**WHAT THE EXERCISE ASKS:** Please pull out every line that includes the string "here".

(begin)

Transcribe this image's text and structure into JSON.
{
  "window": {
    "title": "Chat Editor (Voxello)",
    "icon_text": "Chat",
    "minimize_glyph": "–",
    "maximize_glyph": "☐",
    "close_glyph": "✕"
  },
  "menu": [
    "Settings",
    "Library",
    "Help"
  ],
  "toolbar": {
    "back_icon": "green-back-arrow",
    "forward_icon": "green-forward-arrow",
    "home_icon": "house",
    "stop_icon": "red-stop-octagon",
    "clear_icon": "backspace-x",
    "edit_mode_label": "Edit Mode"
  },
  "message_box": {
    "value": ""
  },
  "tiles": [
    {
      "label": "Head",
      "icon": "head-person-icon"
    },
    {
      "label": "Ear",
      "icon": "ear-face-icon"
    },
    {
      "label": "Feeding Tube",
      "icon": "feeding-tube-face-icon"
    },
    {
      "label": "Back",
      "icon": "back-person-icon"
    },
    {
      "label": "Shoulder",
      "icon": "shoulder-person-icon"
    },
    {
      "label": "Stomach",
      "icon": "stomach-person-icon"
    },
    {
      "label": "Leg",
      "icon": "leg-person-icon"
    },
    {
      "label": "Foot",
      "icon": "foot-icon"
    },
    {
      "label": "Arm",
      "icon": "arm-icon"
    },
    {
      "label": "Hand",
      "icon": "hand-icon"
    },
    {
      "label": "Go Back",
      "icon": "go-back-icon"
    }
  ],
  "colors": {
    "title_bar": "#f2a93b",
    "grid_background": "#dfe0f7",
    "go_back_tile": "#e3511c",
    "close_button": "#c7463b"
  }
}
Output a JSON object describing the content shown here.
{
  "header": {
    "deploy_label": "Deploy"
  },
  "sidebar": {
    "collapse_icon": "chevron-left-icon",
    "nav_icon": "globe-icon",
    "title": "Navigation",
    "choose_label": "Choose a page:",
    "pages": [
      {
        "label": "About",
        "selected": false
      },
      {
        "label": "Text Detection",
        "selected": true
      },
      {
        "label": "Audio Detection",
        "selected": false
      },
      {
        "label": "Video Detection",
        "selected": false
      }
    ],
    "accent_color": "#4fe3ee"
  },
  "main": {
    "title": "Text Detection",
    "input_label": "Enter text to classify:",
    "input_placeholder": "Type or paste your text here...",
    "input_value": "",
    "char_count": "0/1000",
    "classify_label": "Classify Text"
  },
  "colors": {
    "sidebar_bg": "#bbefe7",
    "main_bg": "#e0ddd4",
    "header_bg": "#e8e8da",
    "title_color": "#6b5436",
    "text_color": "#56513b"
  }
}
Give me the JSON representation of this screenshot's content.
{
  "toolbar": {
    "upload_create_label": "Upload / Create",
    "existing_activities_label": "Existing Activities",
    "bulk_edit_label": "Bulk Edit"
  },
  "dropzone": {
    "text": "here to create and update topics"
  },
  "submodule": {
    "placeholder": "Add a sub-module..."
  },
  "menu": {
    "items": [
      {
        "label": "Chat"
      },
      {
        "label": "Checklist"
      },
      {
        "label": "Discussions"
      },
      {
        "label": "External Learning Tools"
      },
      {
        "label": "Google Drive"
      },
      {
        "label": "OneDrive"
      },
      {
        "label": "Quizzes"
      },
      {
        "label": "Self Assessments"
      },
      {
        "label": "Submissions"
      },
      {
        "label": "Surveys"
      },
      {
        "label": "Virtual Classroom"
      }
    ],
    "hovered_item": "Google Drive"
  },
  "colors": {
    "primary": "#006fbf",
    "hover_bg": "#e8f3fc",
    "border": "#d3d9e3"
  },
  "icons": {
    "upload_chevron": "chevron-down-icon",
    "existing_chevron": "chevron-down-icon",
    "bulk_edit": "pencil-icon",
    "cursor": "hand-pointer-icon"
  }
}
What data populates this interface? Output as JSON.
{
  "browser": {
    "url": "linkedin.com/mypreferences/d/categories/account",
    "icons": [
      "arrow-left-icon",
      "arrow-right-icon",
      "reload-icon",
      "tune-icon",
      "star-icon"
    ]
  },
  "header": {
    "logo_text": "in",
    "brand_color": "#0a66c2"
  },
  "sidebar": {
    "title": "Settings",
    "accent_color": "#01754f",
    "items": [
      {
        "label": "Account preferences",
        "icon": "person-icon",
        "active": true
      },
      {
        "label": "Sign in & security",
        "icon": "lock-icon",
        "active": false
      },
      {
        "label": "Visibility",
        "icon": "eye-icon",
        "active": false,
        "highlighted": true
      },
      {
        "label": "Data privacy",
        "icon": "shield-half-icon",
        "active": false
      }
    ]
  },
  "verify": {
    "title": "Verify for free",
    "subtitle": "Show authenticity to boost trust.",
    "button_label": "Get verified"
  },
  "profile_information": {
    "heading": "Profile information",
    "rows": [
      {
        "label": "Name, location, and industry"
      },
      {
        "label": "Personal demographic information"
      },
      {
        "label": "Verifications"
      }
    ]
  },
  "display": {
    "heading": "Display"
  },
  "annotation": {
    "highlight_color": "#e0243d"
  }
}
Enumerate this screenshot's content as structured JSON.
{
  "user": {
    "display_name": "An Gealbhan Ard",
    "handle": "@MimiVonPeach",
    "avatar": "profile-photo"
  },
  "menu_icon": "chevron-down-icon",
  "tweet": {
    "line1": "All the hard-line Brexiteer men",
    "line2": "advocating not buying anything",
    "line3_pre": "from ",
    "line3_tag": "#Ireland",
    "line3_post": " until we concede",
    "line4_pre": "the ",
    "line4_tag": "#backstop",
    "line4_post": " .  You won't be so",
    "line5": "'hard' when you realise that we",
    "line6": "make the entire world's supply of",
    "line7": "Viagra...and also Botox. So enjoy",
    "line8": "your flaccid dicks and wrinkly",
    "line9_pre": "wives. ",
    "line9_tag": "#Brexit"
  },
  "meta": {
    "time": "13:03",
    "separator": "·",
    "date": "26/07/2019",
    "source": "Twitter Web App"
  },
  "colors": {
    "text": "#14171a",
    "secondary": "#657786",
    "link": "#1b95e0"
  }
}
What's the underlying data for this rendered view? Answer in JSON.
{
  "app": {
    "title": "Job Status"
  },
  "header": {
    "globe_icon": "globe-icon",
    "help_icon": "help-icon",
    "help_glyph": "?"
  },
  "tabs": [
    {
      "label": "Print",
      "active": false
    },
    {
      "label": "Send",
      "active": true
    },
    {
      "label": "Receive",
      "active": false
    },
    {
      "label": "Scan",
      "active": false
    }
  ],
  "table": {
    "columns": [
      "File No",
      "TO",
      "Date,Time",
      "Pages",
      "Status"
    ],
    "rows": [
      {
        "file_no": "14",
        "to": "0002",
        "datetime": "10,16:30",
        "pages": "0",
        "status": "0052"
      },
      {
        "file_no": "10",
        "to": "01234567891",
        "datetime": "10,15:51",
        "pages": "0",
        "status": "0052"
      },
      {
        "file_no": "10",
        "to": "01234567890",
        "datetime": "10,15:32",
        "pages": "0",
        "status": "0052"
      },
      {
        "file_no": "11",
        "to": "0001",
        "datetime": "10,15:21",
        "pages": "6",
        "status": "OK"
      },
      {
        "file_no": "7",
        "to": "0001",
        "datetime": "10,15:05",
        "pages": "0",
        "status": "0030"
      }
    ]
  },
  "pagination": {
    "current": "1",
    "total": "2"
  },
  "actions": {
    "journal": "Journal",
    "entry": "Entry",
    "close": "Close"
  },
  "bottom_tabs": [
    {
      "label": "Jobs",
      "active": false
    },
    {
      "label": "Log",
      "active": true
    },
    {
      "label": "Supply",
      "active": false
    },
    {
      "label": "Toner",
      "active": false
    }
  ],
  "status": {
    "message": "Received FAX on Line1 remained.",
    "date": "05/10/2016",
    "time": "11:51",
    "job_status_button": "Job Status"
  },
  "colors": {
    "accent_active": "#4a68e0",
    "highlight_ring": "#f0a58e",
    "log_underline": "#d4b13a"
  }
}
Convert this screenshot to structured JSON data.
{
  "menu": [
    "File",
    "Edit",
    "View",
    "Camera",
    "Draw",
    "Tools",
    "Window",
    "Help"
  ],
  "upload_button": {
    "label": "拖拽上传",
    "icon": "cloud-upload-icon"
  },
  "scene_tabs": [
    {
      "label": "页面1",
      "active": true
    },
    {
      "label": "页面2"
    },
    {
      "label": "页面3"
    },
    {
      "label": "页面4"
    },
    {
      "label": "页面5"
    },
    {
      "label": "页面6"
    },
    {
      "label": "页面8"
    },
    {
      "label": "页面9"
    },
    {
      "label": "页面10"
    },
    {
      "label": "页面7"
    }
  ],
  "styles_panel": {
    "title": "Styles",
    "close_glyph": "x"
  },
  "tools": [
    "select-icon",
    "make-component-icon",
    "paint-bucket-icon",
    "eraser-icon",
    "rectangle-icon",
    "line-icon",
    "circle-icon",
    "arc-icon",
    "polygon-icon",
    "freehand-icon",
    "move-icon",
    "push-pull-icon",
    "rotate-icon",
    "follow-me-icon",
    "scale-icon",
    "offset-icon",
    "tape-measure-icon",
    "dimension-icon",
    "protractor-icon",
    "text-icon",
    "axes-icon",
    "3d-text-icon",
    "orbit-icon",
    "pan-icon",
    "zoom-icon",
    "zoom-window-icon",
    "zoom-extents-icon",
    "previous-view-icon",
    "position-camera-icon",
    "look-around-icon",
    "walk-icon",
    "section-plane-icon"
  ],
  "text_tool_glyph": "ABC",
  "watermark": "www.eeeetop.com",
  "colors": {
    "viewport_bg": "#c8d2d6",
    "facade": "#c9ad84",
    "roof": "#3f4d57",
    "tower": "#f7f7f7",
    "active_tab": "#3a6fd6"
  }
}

(end)

**TASK SOLUTION:**
Output a JSON object describing the content shown here.
    "input_placeholder": "Type or paste your text here...",
    "text": "here to create and update topics"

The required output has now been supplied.